---------- EXTRACTED ENTRIES
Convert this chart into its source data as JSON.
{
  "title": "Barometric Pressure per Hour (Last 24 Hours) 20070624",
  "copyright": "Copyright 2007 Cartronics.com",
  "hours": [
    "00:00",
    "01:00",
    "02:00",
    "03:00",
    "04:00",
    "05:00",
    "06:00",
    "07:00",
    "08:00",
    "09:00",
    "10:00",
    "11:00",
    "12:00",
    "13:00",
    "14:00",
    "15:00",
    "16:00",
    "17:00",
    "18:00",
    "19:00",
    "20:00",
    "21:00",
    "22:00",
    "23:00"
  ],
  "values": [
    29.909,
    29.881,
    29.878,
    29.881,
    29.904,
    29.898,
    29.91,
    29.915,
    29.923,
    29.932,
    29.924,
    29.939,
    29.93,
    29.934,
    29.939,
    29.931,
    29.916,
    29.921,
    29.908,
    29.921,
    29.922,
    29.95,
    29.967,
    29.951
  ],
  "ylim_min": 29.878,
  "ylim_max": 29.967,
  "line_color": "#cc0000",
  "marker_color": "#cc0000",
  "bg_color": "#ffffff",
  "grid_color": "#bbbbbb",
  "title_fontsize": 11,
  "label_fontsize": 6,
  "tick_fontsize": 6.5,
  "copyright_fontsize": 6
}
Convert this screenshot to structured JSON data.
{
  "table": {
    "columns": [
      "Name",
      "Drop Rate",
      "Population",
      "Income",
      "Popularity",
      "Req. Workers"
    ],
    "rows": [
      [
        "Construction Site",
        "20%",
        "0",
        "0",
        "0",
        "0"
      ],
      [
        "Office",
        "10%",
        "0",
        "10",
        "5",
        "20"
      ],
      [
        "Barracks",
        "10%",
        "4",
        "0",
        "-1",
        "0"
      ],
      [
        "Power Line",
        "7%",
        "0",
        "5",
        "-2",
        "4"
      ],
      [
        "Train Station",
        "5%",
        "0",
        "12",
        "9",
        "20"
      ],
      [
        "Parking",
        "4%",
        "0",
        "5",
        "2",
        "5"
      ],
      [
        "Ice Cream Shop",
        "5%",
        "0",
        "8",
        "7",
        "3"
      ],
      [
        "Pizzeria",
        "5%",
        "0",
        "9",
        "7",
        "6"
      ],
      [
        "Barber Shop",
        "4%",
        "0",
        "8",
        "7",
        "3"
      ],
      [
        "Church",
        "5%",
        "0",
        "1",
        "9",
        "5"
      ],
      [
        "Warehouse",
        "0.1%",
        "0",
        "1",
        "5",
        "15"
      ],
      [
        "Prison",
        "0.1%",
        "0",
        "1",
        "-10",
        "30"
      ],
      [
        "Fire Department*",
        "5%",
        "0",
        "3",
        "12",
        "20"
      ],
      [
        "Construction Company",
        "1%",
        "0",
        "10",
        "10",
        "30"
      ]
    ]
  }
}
--------------------
■ PROBLEM TO SOLVE: Each line above must be reproduced exactly as it stands.

■ ANSWER TO THIS EXERCISE:
Convert this chart into its source data as JSON.
{
  "title": "Barometric Pressure per Hour (Last 24 Hours) 20070624",
  "copyright": "Copyright 2007 Cartronics.com",
  "hours": [
    "00:00",
    "01:00",
    "02:00",
    "03:00",
    "04:00",
    "05:00",
    "06:00",
    "07:00",
    "08:00",
    "09:00",
    "10:00",
    "11:00",
    "12:00",
    "13:00",
    "14:00",
    "15:00",
    "16:00",
    "17:00",
    "18:00",
    "19:00",
    "20:00",
    "21:00",
    "22:00",
    "23:00"
  ],
  "values": [
    29.909,
    29.881,
    29.878,
    29.881,
    29.904,
    29.898,
    29.91,
    29.915,
    29.923,
    29.932,
    29.924,
    29.939,
    29.93,
    29.934,
    29.939,
    29.931,
    29.916,
    29.921,
    29.908,
    29.921,
    29.922,
    29.95,
    29.967,
    29.951
  ],
  "ylim_min": 29.878,
  "ylim_max": 29.967,
  "line_color": "#cc0000",
  "marker_color": "#cc0000",
  "bg_color": "#ffffff",
  "grid_color": "#bbbbbb",
  "title_fontsize": 11,
  "label_fontsize": 6,
  "tick_fontsize": 6.5,
  "copyright_fontsize": 6
}
Convert this screenshot to structured JSON data.
{
  "table": {
    "columns": [
      "Name",
      "Drop Rate",
      "Population",
      "Income",
      "Popularity",
      "Req. Workers"
    ],
    "rows": [
      [
        "Construction Site",
        "20%",
        "0",
        "0",
        "0",
        "0"
      ],
      [
        "Office",
        "10%",
        "0",
        "10",
        "5",
        "20"
      ],
      [
        "Barracks",
        "10%",
        "4",
        "0",
        "-1",
        "0"
      ],
      [
        "Power Line",
        "7%",
        "0",
        "5",
        "-2",
        "4"
      ],
      [
        "Train Station",
        "5%",
        "0",
        "12",
        "9",
        "20"
      ],
      [
        "Parking",
        "4%",
        "0",
        "5",
        "2",
        "5"
      ],
      [
        "Ice Cream Shop",
        "5%",
        "0",
        "8",
        "7",
        "3"
      ],
      [
        "Pizzeria",
        "5%",
        "0",
        "9",
        "7",
        "6"
      ],
      [
        "Barber Shop",
        "4%",
        "0",
        "8",
        "7",
        "3"
      ],
      [
        "Church",
        "5%",
        "0",
        "1",
        "9",
        "5"
      ],
      [
        "Warehouse",
        "0.1%",
        "0",
        "1",
        "5",
        "15"
      ],
      [
        "Prison",
        "0.1%",
        "0",
        "1",
        "-10",
        "30"
      ],
      [
        "Fire Department*",
        "5%",
        "0",
        "3",
        "12",
        "20"
      ],
      [
        "Construction Company",
        "1%",
        "0",
        "10",
        "10",
        "30"
      ]
    ]
  }
}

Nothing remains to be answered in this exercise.